Stored items
::::::::

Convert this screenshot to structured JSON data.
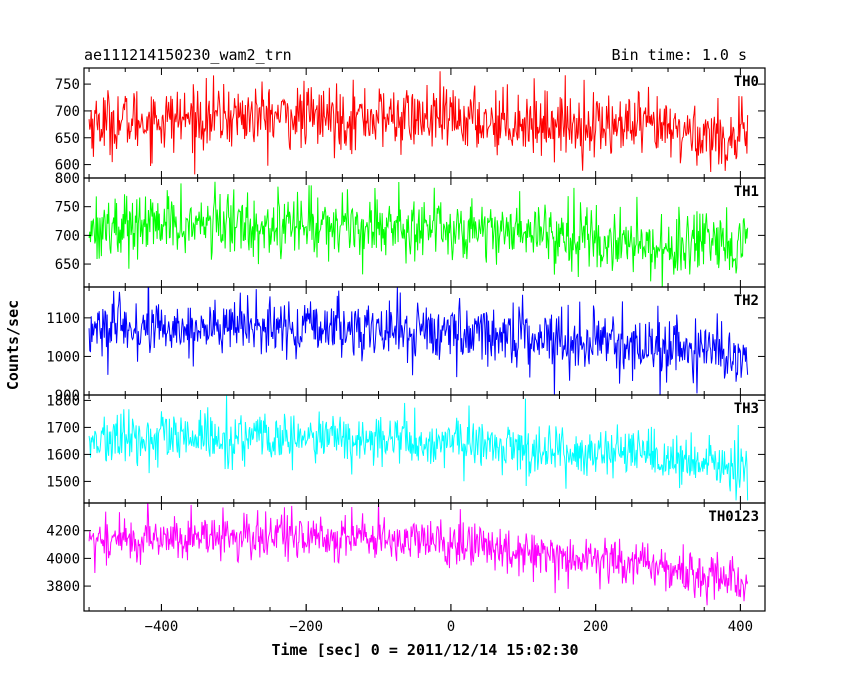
{
  "header": {
    "title": "ae111214150230_wam2_trn",
    "bin_time": "Bin time: 1.0 s"
  },
  "chart_data": {
    "type": "line",
    "title": "ae111214150230_wam2_trn",
    "xlabel": "Time [sec] 0 = 2011/12/14 15:02:30",
    "ylabel": "Counts/sec",
    "xlim": [
      -507,
      434
    ],
    "x_ticks": [
      -400,
      -200,
      0,
      200,
      400
    ],
    "x_range_data": [
      -500,
      410
    ],
    "grid": false,
    "panels": [
      {
        "name": "TH0",
        "color": "#ff0000",
        "ylim": [
          575,
          780
        ],
        "y_ticks": [
          600,
          650,
          700,
          750
        ],
        "trend": [
          [
            -500,
            678
          ],
          [
            -300,
            690
          ],
          [
            -100,
            688
          ],
          [
            100,
            680
          ],
          [
            260,
            670
          ],
          [
            410,
            645
          ]
        ],
        "noise_sd": 30
      },
      {
        "name": "TH1",
        "color": "#00ff00",
        "ylim": [
          610,
          800
        ],
        "y_ticks": [
          650,
          700,
          750,
          800
        ],
        "trend": [
          [
            -500,
            715
          ],
          [
            -300,
            720
          ],
          [
            -100,
            718
          ],
          [
            100,
            708
          ],
          [
            180,
            705
          ],
          [
            200,
            688
          ],
          [
            410,
            675
          ]
        ],
        "noise_sd": 28
      },
      {
        "name": "TH2",
        "color": "#0000ff",
        "ylim": [
          900,
          1180
        ],
        "y_ticks": [
          900,
          1000,
          1100
        ],
        "trend": [
          [
            -500,
            1070
          ],
          [
            -300,
            1075
          ],
          [
            -100,
            1070
          ],
          [
            100,
            1055
          ],
          [
            250,
            1030
          ],
          [
            410,
            1000
          ]
        ],
        "noise_sd": 38
      },
      {
        "name": "TH3",
        "color": "#00ffff",
        "ylim": [
          1420,
          1820
        ],
        "y_ticks": [
          1500,
          1600,
          1700,
          1800
        ],
        "trend": [
          [
            -500,
            1650
          ],
          [
            -300,
            1660
          ],
          [
            -100,
            1655
          ],
          [
            100,
            1625
          ],
          [
            260,
            1590
          ],
          [
            410,
            1545
          ]
        ],
        "noise_sd": 48
      },
      {
        "name": "TH0123",
        "color": "#ff00ff",
        "ylim": [
          3620,
          4400
        ],
        "y_ticks": [
          3800,
          4000,
          4200
        ],
        "trend": [
          [
            -500,
            4130
          ],
          [
            -300,
            4160
          ],
          [
            -100,
            4150
          ],
          [
            100,
            4060
          ],
          [
            260,
            3960
          ],
          [
            410,
            3830
          ]
        ],
        "noise_sd": 85
      }
    ]
  }
}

::::::::

» **Required work**: Which lines include the word "color"? Copy every one of them.

» **Answer to this exercise**:
        "color": "#ff0000",
        "color": "#00ff00",
        "color": "#0000ff",
        "color": "#00ffff",
        "color": "#ff00ff",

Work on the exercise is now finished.